- PASAJE CITADO -
Los inmigrantes de entonces venían desde muy lejos, con los bolsillos vacíos, la cabeza llena de sueños y el corazón deshecho, como deshechas quedaban las familias.


Iré entretejiendo recuerdos y conjeturas para dar forma a la historia de mis antepasados a partir de mi abuela paterna, sus hermanas y su madre, quienes arribaron a la Argentina, según mis cálculos en 1882.

Las aguardaba mi bisabuelo, pero no en el puerto de Buenos Aires, sino a mil kilómetros de distancia.

Me cuesta situarme en aquellos tiempos para imaginar las peripecias de un viaje en un vapor de ultramar, en tercera clase, de una joven señora llamada Teresa, acompañada de sus cuatro hijas: Alejandrina de cinco años, seguida de Enriqueta de siete, Yolanda de nueve y Lidia de once. Desembarcaron en suelo Argentino un frío día de julio.

- ACCIÓN REQUERIDA -
Copia íntegramente y sin alterar nada el relato sobre la llegada de la familia a la Argentina. Las entradas provienen de una fuente distinta a la de este pasaje.

- ENTRADAS DE DATOS -
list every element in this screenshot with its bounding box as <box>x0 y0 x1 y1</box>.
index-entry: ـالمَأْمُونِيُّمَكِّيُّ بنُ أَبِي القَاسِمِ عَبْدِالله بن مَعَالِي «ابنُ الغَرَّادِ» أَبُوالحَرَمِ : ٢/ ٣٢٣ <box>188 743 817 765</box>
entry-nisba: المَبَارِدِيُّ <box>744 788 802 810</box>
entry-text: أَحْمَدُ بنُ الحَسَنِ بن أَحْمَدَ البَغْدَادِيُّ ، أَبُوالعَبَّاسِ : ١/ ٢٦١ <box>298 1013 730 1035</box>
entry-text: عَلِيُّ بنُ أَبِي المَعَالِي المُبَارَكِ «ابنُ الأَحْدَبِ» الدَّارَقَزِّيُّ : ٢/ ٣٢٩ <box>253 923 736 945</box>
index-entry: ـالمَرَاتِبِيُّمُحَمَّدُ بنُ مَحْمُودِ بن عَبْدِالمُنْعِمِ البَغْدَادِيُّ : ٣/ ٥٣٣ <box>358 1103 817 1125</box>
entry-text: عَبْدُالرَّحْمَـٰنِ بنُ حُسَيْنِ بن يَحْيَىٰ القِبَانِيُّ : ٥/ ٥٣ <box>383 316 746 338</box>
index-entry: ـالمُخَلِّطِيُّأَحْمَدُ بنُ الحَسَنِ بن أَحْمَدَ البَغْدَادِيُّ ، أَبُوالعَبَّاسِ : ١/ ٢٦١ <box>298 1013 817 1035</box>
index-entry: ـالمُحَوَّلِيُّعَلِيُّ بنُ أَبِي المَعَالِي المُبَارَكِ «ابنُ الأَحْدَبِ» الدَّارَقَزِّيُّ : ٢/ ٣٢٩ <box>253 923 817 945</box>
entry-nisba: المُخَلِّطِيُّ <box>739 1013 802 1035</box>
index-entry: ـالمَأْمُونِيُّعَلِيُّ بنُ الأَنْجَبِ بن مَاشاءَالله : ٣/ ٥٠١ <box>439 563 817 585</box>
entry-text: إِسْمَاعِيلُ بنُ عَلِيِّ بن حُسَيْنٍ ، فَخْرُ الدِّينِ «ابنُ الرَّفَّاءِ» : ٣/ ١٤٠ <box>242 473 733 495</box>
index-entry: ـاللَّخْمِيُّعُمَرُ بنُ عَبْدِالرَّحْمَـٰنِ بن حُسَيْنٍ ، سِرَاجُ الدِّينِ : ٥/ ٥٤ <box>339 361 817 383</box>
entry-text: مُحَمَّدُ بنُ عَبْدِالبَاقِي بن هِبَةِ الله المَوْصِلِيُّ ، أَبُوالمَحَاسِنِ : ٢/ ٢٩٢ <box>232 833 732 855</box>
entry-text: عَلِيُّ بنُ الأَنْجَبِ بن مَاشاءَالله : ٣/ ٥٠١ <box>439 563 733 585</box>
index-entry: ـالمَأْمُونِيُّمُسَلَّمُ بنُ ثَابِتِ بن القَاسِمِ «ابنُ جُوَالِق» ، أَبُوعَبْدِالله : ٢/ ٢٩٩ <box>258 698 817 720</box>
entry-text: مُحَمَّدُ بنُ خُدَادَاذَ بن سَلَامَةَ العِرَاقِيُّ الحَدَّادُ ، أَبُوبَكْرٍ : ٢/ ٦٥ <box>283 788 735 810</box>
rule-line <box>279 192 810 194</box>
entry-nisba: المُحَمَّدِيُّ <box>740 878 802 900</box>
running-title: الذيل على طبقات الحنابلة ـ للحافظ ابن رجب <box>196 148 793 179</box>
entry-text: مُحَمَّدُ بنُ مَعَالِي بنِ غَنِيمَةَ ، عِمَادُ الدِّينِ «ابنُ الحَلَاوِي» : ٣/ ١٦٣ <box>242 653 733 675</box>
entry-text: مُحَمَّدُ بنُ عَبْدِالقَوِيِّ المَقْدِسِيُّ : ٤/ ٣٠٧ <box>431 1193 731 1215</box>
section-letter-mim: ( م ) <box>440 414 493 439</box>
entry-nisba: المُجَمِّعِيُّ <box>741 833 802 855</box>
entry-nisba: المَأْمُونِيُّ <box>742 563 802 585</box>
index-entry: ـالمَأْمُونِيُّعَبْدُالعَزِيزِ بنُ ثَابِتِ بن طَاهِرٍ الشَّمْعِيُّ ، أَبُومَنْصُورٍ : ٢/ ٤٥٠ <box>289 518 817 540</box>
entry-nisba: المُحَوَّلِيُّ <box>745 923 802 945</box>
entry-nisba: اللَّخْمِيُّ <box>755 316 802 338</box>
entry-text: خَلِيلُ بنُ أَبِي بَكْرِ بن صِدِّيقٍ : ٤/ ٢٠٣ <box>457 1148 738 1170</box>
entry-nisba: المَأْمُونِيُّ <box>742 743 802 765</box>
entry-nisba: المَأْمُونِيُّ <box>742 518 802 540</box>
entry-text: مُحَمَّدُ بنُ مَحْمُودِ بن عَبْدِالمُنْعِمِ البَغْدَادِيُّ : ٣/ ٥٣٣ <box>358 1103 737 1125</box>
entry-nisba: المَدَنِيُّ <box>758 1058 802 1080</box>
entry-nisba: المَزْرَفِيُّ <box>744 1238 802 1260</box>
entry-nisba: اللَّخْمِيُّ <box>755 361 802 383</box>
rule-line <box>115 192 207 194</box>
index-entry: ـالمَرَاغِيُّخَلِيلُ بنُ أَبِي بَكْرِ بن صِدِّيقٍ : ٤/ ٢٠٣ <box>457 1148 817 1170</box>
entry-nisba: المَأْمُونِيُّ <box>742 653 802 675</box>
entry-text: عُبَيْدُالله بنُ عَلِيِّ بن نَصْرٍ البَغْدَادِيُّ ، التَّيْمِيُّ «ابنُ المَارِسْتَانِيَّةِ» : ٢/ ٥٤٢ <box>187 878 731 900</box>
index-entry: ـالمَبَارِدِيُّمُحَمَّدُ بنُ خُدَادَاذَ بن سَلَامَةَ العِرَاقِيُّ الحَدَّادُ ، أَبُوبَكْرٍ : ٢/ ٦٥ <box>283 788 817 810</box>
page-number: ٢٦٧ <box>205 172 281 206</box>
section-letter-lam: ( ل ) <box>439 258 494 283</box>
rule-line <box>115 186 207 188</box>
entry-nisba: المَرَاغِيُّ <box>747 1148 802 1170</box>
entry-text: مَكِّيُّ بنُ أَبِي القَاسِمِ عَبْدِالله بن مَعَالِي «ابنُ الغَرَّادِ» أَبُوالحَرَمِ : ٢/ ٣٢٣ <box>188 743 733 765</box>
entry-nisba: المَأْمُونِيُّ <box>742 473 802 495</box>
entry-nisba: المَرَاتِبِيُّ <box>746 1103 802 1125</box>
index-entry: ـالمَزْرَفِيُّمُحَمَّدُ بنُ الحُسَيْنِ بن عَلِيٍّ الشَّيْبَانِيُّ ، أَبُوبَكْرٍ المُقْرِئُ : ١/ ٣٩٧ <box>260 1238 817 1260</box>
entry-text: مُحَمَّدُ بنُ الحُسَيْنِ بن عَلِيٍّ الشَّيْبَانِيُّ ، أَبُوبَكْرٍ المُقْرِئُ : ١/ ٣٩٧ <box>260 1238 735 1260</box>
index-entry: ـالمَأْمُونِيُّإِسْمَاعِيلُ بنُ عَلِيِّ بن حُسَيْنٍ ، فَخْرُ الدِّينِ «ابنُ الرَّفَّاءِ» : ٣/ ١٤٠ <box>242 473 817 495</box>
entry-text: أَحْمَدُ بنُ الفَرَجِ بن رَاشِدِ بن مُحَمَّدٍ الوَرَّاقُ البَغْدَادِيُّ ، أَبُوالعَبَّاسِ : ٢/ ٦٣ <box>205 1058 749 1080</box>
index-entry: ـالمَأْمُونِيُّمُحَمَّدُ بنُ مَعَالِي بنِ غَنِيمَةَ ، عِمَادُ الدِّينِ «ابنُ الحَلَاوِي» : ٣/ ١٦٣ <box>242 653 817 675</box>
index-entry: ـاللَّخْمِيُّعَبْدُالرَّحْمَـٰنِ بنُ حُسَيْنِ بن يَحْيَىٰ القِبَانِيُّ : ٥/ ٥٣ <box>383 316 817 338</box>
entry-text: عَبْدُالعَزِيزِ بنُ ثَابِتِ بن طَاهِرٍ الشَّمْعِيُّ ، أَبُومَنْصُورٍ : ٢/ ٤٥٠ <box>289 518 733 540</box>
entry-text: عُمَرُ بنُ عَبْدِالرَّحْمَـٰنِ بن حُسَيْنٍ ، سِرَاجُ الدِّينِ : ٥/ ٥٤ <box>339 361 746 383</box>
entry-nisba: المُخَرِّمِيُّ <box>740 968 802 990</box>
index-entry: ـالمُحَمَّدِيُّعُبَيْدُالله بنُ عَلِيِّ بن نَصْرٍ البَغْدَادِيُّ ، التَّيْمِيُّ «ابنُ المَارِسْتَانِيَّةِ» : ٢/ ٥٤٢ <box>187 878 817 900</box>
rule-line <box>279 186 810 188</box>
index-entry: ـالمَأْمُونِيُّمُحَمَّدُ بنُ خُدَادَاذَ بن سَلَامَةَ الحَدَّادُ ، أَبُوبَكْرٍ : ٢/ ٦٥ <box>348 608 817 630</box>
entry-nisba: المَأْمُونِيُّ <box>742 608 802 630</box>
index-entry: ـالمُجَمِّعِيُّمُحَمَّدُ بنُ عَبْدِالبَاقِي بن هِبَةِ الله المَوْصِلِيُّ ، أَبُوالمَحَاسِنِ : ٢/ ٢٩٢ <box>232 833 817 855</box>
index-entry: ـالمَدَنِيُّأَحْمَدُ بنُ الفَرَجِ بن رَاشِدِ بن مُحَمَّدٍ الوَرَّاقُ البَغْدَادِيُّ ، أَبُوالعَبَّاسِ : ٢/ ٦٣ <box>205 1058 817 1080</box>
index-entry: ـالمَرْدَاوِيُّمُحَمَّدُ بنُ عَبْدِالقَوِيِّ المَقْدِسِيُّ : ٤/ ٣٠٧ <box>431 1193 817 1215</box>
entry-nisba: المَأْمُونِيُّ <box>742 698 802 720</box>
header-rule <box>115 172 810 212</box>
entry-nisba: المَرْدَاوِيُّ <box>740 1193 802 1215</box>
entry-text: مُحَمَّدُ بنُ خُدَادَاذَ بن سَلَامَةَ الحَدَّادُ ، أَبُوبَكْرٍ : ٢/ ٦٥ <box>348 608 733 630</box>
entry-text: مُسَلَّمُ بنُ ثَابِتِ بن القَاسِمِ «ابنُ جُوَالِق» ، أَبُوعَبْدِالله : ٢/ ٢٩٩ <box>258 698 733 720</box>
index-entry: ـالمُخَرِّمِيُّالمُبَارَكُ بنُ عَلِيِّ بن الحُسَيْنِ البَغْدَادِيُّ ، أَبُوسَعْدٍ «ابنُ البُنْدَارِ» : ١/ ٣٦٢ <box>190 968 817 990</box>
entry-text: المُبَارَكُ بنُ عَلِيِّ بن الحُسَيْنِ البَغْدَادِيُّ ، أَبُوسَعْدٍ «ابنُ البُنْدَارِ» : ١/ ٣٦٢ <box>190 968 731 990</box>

- TAREA REALIZADA -
Los inmigrantes de entonces venían desde muy lejos, con los bolsillos vacíos, la cabeza llena de sueños y el corazón deshecho, como deshechas quedaban las familias.


Iré entretejiendo recuerdos y conjeturas para dar forma a la historia de mis antepasados a partir de mi abuela paterna, sus hermanas y su madre, quienes arribaron a la Argentina, según mis cálculos en 1882.

Las aguardaba mi bisabuelo, pero no en el puerto de Buenos Aires, sino a mil kilómetros de distancia.

Me cuesta situarme en aquellos tiempos para imaginar las peripecias de un viaje en un vapor de ultramar, en tercera clase, de una joven señora llamada Teresa, acompañada de sus cuatro hijas: Alejandrina de cinco años, seguida de Enriqueta de siete, Yolanda de nueve y Lidia de once. Desembarcaron en suelo Argentino un frío día de julio.